**Instructions to follow:** Each record below should be repeated precisely as written.
**** Records shown
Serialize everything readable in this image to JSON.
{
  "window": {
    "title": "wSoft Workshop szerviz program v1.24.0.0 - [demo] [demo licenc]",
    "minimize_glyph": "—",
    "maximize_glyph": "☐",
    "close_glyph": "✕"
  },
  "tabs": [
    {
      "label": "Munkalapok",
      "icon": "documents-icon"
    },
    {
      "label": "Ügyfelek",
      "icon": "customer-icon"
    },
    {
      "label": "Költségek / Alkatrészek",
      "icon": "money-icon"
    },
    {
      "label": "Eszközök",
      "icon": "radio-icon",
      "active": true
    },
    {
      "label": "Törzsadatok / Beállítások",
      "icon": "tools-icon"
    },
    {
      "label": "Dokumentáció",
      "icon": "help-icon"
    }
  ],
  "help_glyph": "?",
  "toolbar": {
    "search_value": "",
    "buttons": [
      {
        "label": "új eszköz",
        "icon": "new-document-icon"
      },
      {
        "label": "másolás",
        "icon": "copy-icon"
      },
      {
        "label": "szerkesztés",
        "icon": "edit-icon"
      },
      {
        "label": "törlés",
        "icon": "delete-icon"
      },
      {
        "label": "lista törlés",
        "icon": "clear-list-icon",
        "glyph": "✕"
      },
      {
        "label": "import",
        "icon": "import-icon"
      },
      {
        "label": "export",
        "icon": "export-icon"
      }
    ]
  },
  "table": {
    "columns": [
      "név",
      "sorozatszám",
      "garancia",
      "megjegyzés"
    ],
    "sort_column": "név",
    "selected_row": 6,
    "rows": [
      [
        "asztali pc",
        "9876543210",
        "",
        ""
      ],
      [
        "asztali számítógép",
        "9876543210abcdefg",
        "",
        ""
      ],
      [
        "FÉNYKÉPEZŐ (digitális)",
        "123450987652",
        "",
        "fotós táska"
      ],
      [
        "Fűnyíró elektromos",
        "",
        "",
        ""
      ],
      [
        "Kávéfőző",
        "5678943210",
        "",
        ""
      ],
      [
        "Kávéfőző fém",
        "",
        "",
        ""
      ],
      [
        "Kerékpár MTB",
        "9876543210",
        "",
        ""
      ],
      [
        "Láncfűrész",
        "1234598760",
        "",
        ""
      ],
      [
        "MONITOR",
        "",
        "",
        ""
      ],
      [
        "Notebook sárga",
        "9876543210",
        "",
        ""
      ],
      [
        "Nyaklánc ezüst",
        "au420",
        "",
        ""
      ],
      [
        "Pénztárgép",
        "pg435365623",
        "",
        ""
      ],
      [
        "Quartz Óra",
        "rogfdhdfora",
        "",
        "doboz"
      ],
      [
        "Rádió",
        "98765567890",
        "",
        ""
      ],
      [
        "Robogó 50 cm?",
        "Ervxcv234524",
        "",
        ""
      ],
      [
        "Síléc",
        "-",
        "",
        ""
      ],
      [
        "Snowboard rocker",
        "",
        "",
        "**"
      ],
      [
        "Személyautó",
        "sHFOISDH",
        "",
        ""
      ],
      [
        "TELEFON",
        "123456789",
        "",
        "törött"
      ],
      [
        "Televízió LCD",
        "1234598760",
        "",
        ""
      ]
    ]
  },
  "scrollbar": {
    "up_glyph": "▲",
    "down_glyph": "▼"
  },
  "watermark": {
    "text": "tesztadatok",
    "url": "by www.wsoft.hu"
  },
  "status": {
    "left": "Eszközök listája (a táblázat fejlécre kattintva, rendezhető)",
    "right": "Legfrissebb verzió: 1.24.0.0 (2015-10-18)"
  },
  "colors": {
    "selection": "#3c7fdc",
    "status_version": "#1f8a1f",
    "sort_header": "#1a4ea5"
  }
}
********
**Output of the task:**
Serialize everything readable in this image to JSON.
{
  "window": {
    "title": "wSoft Workshop szerviz program v1.24.0.0 - [demo] [demo licenc]",
    "minimize_glyph": "—",
    "maximize_glyph": "☐",
    "close_glyph": "✕"
  },
  "tabs": [
    {
      "label": "Munkalapok",
      "icon": "documents-icon"
    },
    {
      "label": "Ügyfelek",
      "icon": "customer-icon"
    },
    {
      "label": "Költségek / Alkatrészek",
      "icon": "money-icon"
    },
    {
      "label": "Eszközök",
      "icon": "radio-icon",
      "active": true
    },
    {
      "label": "Törzsadatok / Beállítások",
      "icon": "tools-icon"
    },
    {
      "label": "Dokumentáció",
      "icon": "help-icon"
    }
  ],
  "help_glyph": "?",
  "toolbar": {
    "search_value": "",
    "buttons": [
      {
        "label": "új eszköz",
        "icon": "new-document-icon"
      },
      {
        "label": "másolás",
        "icon": "copy-icon"
      },
      {
        "label": "szerkesztés",
        "icon": "edit-icon"
      },
      {
        "label": "törlés",
        "icon": "delete-icon"
      },
      {
        "label": "lista törlés",
        "icon": "clear-list-icon",
        "glyph": "✕"
      },
      {
        "label": "import",
        "icon": "import-icon"
      },
      {
        "label": "export",
        "icon": "export-icon"
      }
    ]
  },
  "table": {
    "columns": [
      "név",
      "sorozatszám",
      "garancia",
      "megjegyzés"
    ],
    "sort_column": "név",
    "selected_row": 6,
    "rows": [
      [
        "asztali pc",
        "9876543210",
        "",
        ""
      ],
      [
        "asztali számítógép",
        "9876543210abcdefg",
        "",
        ""
      ],
      [
        "FÉNYKÉPEZŐ (digitális)",
        "123450987652",
        "",
        "fotós táska"
      ],
      [
        "Fűnyíró elektromos",
        "",
        "",
        ""
      ],
      [
        "Kávéfőző",
        "5678943210",
        "",
        ""
      ],
      [
        "Kávéfőző fém",
        "",
        "",
        ""
      ],
      [
        "Kerékpár MTB",
        "9876543210",
        "",
        ""
      ],
      [
        "Láncfűrész",
        "1234598760",
        "",
        ""
      ],
      [
        "MONITOR",
        "",
        "",
        ""
      ],
      [
        "Notebook sárga",
        "9876543210",
        "",
        ""
      ],
      [
        "Nyaklánc ezüst",
        "au420",
        "",
        ""
      ],
      [
        "Pénztárgép",
        "pg435365623",
        "",
        ""
      ],
      [
        "Quartz Óra",
        "rogfdhdfora",
        "",
        "doboz"
      ],
      [
        "Rádió",
        "98765567890",
        "",
        ""
      ],
      [
        "Robogó 50 cm?",
        "Ervxcv234524",
        "",
        ""
      ],
      [
        "Síléc",
        "-",
        "",
        ""
      ],
      [
        "Snowboard rocker",
        "",
        "",
        "**"
      ],
      [
        "Személyautó",
        "sHFOISDH",
        "",
        ""
      ],
      [
        "TELEFON",
        "123456789",
        "",
        "törött"
      ],
      [
        "Televízió LCD",
        "1234598760",
        "",
        ""
      ]
    ]
  },
  "scrollbar": {
    "up_glyph": "▲",
    "down_glyph": "▼"
  },
  "watermark": {
    "text": "tesztadatok",
    "url": "by www.wsoft.hu"
  },
  "status": {
    "left": "Eszközök listája (a táblázat fejlécre kattintva, rendezhető)",
    "right": "Legfrissebb verzió: 1.24.0.0 (2015-10-18)"
  },
  "colors": {
    "selection": "#3c7fdc",
    "status_version": "#1f8a1f",
    "sort_header": "#1a4ea5"
  }
}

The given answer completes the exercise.